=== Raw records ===
** begin **
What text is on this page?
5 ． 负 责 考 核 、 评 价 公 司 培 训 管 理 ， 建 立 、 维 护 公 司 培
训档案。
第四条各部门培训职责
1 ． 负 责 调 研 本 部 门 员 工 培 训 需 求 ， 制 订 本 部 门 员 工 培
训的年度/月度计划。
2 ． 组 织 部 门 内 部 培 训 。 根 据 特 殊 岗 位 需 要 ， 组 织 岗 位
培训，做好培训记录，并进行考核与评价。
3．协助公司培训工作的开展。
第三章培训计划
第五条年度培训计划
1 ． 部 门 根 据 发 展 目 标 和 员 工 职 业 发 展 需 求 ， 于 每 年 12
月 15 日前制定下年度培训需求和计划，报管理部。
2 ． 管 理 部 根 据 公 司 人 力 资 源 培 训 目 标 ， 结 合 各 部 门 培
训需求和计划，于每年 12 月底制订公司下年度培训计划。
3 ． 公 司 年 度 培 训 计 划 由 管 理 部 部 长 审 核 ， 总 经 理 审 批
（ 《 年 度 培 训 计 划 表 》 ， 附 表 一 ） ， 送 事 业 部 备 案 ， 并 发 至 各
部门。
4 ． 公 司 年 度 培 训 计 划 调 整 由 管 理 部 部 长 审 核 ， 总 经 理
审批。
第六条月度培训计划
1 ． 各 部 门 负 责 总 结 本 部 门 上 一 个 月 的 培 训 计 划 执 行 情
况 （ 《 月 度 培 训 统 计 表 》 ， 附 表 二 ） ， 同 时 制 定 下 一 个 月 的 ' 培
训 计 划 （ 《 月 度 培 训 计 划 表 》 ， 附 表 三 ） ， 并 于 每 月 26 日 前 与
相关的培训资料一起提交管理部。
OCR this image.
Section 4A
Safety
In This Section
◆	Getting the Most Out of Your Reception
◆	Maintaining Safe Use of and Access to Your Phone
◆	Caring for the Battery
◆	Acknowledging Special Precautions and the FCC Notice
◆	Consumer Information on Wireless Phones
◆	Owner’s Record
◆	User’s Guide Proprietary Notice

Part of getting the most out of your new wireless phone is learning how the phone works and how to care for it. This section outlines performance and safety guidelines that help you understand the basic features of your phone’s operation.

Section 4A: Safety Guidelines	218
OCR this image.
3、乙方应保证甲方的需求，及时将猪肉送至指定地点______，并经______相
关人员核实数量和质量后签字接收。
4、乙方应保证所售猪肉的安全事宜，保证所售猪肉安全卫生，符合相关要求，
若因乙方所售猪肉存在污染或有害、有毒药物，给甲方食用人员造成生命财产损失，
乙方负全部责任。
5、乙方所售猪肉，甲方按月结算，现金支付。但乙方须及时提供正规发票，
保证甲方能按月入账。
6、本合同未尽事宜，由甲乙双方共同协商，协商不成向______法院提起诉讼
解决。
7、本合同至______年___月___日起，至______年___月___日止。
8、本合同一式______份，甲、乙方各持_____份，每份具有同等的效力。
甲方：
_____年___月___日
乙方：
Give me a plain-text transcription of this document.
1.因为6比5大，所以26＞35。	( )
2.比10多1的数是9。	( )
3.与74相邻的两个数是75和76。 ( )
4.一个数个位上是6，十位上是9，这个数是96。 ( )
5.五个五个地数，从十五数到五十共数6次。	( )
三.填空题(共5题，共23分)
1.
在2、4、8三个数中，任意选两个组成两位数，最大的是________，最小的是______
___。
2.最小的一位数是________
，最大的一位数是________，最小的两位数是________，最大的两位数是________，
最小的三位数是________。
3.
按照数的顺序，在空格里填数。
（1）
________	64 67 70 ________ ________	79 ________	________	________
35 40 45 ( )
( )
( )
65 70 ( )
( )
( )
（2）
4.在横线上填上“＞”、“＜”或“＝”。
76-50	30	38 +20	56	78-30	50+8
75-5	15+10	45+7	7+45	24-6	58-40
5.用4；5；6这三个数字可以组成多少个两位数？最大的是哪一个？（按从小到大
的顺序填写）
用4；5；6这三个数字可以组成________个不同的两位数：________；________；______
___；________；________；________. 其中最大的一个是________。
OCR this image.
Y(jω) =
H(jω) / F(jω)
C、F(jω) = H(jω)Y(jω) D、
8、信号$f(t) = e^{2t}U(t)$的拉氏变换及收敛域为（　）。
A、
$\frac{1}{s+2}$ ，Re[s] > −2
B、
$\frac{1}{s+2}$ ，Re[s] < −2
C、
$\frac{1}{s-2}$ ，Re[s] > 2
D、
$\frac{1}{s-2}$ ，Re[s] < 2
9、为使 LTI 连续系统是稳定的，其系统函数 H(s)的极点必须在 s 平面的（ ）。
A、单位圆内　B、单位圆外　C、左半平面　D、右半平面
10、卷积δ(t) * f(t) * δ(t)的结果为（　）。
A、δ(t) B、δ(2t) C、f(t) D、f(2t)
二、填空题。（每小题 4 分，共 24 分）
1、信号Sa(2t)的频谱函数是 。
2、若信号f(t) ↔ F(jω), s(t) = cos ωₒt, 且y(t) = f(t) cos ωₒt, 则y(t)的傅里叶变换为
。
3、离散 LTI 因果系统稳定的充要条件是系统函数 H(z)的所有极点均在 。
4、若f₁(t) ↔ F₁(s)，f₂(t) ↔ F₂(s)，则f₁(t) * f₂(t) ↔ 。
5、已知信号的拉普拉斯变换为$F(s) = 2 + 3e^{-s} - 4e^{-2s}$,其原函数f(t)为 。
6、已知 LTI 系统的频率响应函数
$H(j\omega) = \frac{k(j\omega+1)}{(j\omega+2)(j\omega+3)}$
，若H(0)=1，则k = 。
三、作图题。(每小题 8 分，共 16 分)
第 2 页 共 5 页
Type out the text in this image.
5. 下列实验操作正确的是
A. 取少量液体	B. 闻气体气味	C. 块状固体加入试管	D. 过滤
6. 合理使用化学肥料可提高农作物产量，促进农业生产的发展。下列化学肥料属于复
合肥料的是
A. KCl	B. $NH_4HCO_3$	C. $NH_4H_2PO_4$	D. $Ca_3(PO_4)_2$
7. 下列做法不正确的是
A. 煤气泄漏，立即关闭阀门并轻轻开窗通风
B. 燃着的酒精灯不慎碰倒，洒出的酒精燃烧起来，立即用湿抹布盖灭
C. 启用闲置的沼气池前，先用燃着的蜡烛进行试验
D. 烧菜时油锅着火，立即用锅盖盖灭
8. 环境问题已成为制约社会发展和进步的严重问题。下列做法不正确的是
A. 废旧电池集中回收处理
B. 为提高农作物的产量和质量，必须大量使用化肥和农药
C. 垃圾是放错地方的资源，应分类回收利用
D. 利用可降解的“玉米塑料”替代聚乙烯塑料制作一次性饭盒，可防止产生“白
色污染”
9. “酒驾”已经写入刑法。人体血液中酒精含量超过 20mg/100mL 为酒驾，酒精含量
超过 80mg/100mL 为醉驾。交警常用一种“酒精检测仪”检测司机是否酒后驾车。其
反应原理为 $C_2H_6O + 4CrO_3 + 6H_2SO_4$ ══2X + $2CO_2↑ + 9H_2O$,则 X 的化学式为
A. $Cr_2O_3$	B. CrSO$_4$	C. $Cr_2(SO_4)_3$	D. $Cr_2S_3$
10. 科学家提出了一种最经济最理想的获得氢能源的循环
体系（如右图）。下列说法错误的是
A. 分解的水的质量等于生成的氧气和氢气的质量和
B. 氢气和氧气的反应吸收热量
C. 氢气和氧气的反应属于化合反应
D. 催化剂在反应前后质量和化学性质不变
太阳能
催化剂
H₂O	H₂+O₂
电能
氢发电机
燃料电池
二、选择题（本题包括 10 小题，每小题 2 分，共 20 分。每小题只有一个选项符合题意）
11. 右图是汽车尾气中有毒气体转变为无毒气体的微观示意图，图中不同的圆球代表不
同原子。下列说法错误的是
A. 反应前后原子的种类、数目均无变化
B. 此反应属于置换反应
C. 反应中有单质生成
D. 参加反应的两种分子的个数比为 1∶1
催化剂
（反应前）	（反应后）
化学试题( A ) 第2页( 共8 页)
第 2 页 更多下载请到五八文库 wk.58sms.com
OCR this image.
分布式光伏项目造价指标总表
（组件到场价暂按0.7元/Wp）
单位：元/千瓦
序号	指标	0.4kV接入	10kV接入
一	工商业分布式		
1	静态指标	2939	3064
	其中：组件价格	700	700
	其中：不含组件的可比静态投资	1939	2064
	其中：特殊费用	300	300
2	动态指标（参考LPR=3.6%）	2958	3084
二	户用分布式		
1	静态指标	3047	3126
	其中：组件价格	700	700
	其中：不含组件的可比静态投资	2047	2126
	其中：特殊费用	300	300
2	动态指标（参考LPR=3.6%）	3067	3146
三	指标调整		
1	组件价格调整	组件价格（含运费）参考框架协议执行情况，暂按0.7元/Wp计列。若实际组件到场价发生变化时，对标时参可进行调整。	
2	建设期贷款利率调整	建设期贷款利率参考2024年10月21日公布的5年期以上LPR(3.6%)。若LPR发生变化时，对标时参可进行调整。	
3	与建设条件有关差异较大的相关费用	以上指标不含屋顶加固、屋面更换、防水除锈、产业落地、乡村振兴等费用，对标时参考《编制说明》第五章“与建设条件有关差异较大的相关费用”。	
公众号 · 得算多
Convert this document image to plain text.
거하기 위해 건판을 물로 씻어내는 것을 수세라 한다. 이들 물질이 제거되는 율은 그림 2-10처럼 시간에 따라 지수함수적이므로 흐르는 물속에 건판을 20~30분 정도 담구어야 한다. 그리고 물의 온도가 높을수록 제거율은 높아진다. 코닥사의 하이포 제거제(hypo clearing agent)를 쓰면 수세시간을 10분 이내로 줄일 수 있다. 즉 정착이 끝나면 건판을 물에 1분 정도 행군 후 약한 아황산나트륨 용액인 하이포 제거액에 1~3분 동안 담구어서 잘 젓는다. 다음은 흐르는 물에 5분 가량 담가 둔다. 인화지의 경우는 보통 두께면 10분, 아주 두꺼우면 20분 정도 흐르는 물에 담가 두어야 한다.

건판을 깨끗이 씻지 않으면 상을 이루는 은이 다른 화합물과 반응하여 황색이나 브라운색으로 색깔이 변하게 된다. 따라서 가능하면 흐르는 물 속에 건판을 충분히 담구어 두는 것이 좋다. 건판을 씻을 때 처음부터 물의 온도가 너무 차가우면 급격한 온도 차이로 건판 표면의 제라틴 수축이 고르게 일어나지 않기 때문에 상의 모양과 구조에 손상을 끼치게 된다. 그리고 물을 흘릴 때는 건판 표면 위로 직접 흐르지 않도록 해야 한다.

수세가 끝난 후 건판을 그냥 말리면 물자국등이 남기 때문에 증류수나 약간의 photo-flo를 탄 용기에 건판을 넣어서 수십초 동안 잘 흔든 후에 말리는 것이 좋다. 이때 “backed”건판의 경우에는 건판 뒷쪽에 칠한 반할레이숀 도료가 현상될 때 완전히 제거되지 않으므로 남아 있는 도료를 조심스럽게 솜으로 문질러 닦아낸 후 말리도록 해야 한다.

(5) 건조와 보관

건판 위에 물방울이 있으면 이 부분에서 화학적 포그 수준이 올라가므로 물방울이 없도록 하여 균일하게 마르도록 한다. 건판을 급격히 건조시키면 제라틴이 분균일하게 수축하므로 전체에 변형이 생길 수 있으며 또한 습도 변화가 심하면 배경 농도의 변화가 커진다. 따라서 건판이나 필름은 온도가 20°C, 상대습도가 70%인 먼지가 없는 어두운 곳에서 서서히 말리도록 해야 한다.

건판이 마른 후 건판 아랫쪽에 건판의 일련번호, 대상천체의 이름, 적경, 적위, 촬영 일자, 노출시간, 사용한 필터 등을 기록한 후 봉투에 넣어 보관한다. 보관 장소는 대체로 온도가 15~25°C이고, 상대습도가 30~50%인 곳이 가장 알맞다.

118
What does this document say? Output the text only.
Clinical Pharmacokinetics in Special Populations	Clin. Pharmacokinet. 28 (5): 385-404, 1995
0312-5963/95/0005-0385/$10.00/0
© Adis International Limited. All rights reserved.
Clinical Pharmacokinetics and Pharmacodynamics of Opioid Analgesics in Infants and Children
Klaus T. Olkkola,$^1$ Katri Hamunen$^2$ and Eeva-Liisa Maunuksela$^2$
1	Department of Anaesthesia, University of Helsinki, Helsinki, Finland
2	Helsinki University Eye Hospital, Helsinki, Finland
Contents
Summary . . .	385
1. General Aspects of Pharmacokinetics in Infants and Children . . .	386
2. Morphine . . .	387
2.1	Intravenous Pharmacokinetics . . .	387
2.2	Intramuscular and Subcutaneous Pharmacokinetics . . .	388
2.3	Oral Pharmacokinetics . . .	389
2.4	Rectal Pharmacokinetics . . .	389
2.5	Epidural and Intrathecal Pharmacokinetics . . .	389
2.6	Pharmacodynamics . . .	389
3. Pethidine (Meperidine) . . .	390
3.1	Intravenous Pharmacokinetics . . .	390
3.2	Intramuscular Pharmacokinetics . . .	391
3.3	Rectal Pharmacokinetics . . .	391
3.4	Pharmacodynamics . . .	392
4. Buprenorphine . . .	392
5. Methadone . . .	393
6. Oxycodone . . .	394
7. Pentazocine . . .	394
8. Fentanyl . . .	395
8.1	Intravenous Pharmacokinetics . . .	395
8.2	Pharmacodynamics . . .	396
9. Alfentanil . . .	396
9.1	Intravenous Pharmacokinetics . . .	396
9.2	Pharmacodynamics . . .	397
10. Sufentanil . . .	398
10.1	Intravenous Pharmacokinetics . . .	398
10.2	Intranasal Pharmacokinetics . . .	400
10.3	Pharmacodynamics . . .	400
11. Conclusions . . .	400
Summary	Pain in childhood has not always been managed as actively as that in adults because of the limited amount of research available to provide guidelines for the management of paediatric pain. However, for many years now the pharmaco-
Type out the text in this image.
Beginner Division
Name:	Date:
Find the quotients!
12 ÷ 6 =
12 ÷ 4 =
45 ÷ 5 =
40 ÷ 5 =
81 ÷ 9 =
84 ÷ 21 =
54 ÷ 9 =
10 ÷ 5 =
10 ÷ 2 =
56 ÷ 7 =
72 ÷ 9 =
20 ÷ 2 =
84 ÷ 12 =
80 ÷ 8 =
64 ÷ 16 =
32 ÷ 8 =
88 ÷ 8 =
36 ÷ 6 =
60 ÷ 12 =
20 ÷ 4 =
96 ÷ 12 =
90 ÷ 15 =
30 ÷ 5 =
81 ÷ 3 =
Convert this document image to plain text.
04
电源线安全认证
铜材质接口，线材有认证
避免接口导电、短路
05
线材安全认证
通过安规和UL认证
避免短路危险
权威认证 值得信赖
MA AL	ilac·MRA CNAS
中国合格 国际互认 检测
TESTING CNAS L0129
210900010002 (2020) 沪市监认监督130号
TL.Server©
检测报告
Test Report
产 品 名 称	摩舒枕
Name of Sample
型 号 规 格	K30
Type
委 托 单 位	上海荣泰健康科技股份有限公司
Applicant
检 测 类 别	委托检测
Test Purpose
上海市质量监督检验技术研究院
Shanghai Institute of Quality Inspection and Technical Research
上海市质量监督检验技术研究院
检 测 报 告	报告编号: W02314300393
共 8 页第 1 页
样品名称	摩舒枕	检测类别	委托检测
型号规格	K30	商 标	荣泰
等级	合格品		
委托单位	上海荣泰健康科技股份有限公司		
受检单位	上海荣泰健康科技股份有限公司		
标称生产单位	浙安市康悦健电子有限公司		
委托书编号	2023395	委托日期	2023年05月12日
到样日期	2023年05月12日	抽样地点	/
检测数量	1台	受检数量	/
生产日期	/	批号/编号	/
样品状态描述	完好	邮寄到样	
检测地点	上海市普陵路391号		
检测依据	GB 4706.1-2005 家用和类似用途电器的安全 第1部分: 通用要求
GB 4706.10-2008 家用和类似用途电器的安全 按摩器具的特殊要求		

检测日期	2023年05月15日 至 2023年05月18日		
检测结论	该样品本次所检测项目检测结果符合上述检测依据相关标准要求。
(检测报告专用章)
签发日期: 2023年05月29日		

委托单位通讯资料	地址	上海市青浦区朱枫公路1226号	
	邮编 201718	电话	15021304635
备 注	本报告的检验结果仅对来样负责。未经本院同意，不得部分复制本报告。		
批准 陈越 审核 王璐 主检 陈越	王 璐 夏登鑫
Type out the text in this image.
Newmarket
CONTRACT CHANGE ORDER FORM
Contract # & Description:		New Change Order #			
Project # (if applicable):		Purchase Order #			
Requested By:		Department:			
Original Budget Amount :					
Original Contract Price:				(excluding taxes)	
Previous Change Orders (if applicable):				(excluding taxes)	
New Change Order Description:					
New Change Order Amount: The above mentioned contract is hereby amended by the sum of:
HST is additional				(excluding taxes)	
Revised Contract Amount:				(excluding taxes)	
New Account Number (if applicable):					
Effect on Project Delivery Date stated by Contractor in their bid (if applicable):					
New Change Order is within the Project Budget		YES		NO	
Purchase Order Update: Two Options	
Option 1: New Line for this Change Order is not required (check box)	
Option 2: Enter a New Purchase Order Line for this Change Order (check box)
** end **
=== Task prompt ===
Pick out and copy every line that contains the word "Intravenous".

=== Answer for the task ===
2.1	Intravenous Pharmacokinetics . . .	387
3.1	Intravenous Pharmacokinetics . . .	390
8.1	Intravenous Pharmacokinetics . . .	395
9.1	Intravenous Pharmacokinetics . . .	396
10.1	Intravenous Pharmacokinetics . . .	398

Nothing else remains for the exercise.